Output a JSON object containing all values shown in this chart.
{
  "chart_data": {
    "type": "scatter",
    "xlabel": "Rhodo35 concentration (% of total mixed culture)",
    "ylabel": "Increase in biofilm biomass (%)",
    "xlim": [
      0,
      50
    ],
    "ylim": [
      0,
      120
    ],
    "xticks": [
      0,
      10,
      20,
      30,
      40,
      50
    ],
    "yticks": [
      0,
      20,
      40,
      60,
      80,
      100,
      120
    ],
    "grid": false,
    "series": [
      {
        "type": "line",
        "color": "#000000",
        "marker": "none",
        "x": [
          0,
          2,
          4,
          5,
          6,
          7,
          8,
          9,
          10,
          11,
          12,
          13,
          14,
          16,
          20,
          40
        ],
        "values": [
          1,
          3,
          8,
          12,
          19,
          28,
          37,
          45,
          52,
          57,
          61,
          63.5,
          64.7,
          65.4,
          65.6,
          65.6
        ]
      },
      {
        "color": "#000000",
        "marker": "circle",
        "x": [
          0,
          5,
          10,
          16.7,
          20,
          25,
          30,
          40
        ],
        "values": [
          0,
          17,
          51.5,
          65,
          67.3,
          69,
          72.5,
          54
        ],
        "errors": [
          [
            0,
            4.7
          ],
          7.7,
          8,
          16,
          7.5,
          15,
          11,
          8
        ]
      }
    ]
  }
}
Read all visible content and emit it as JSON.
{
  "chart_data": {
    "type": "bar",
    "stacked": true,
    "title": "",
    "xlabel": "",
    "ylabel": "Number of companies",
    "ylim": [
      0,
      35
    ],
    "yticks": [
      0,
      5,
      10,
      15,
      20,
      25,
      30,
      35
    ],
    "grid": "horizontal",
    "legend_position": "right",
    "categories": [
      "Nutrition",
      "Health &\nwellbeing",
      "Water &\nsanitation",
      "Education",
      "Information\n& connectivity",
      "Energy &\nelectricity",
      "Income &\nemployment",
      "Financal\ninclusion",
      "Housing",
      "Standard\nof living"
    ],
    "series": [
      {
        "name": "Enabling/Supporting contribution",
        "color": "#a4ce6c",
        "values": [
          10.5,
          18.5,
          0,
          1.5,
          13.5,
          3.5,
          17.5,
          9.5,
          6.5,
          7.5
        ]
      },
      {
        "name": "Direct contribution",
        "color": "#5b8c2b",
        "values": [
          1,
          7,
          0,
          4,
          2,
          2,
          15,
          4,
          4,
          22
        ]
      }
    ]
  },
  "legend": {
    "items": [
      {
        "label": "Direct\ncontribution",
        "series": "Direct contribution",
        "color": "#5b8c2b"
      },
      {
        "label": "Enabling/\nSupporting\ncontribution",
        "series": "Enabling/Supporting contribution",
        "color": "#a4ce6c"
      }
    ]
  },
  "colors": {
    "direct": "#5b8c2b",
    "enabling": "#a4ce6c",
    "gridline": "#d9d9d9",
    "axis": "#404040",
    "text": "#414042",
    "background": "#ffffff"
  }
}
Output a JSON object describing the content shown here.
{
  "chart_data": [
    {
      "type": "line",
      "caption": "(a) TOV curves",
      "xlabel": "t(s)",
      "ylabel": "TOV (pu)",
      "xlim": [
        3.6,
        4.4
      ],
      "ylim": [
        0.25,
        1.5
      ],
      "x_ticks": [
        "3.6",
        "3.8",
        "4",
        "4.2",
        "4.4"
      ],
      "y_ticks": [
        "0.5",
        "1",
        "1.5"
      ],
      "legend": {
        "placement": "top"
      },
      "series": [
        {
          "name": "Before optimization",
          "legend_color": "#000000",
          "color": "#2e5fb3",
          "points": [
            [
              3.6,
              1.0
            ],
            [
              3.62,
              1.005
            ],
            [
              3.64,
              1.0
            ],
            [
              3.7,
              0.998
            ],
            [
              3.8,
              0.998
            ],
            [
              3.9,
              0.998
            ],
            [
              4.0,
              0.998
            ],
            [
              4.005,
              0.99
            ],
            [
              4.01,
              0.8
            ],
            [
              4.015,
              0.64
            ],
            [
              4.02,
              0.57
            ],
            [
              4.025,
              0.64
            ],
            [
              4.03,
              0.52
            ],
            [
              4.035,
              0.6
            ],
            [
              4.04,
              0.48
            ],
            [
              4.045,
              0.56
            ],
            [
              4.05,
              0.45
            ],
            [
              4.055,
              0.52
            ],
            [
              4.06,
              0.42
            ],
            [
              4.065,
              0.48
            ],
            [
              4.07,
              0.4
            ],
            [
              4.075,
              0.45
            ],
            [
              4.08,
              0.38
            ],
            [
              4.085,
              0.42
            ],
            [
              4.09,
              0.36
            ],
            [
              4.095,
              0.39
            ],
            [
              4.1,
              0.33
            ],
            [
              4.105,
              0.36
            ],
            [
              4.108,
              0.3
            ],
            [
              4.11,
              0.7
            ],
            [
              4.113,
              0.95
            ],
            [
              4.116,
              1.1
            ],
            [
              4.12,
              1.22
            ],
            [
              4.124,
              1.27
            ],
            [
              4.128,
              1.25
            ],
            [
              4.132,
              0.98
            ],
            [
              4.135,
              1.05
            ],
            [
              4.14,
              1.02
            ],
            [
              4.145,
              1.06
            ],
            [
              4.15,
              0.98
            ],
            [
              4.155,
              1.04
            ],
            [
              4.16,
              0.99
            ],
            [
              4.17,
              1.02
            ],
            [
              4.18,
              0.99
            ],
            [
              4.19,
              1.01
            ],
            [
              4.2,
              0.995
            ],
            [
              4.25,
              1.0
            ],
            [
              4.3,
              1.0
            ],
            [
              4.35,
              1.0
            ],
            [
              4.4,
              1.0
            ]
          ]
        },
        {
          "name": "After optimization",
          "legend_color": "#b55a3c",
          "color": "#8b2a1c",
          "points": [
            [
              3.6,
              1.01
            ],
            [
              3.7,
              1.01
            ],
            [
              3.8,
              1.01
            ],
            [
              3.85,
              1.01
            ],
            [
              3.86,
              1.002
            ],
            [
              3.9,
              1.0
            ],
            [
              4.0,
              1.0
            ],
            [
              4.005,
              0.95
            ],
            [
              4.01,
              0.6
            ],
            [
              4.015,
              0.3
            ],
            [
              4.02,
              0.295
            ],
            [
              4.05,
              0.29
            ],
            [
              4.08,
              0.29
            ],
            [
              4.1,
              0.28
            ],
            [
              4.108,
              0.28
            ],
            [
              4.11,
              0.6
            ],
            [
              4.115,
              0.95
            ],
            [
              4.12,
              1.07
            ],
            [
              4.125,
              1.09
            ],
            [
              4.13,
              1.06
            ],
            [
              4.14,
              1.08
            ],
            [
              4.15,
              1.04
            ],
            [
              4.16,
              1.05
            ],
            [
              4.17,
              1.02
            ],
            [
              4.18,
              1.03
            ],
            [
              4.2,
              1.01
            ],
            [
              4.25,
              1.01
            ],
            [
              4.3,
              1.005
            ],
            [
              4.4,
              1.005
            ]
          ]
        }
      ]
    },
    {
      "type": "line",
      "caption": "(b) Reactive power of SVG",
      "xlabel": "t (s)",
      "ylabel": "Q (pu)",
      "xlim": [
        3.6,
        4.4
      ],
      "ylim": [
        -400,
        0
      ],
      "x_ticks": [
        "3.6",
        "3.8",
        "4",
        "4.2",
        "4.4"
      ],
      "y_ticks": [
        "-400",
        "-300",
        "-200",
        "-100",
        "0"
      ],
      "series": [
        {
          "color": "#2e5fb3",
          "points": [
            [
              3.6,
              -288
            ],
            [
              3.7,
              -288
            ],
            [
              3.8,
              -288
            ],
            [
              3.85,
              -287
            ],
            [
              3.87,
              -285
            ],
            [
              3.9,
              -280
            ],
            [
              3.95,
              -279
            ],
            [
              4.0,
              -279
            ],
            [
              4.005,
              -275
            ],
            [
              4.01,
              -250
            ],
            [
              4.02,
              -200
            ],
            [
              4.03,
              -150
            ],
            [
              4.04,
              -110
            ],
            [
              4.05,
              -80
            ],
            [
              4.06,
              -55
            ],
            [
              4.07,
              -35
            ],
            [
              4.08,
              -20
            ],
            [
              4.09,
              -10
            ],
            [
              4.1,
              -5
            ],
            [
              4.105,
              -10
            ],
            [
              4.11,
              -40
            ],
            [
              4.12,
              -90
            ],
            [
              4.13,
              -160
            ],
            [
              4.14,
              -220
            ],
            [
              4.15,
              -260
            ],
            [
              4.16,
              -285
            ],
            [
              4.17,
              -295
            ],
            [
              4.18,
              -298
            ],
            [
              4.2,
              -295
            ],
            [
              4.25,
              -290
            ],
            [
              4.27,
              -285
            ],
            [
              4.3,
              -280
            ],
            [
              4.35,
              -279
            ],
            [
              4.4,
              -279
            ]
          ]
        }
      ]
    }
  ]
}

▶ PROBLEM STATEMENT
Check each line of the data above for the word "ncontribution" and say how many lines contain it, giving nothing besides the number.

▶ WRITTEN RESPONSE
2